Saved entries
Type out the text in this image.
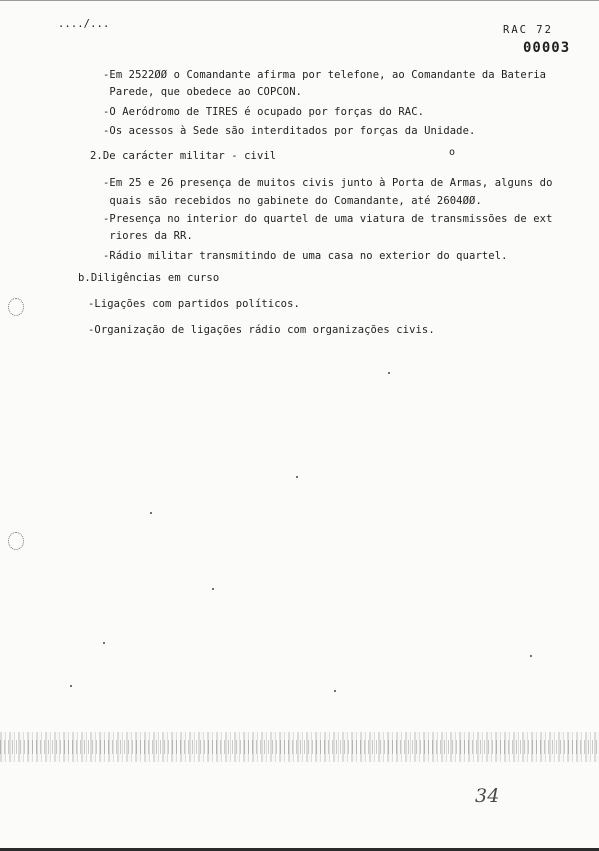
..../...	RAC 72
00003
-Em 2522ØØ o Comandante afirma por telefone, ao Comandante da Bateria
Parede, que obedece ao COPCON.
-O Aeródromo de TIRES é ocupado por forças do RAC.
-Os acessos à Sede são interditados por forças da Unidade.
2.De carácter militar - civil	o
-Em 25 e 26 presença de muitos civis junto à Porta de Armas, alguns do
quais são recebidos no gabinete do Comandante, até 2604ØØ.
-Presença no interior do quartel de uma viatura de transmissões de ext
riores da RR.
-Rádio militar transmitindo de uma casa no exterior do quartel.
b.Diligências em curso
-Ligações com partidos políticos.
-Organização de ligações rádio com organizações civis.
34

Goal ->
Count the lines that hold the string "civis", and reply with that number alone.

The completed task ->
2